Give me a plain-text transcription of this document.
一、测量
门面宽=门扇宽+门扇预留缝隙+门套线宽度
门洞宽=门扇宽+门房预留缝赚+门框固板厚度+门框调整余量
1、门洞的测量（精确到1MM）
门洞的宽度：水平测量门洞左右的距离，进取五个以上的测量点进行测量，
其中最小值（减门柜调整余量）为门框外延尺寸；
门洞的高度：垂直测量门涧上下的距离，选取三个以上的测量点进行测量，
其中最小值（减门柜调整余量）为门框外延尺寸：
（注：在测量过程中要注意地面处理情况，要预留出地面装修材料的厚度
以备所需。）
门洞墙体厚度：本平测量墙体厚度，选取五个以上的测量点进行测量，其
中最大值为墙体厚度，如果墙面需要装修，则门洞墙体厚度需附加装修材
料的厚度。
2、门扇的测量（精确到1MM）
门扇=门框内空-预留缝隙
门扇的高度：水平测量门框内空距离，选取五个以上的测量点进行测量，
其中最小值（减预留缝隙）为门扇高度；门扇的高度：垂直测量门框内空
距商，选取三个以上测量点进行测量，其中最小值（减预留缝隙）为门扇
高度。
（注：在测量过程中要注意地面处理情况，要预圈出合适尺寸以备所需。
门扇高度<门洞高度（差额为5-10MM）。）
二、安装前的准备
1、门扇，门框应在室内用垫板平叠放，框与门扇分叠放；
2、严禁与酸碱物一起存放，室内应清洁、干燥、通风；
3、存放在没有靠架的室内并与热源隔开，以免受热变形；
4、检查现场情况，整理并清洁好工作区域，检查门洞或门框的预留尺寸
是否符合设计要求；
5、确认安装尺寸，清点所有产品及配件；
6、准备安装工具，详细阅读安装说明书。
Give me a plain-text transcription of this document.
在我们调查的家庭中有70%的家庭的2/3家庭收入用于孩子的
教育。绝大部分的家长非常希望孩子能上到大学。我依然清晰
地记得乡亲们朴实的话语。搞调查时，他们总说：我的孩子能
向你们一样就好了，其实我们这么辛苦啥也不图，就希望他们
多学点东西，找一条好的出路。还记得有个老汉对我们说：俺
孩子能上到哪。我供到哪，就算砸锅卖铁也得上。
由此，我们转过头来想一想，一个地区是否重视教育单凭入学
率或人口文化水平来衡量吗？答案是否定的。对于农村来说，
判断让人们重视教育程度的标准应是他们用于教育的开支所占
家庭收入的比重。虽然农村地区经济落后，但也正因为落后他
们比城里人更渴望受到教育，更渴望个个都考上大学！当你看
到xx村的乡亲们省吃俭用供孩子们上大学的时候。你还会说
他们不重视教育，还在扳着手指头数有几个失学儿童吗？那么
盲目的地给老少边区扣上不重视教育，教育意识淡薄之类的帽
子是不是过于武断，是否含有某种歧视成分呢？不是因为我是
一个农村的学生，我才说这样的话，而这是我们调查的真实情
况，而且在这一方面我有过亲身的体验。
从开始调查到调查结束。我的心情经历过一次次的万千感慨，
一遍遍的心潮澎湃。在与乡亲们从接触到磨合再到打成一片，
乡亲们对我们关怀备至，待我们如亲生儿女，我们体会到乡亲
===
What you are asked to do »
Identify each line in the entries with the word "门扇的高度" and copy it.

Response below »
门扇的高度：水平测量门框内空距离，选取五个以上的测量点进行测量，
其中最小值（减预留缝隙）为门扇高度；门扇的高度：垂直测量门框内空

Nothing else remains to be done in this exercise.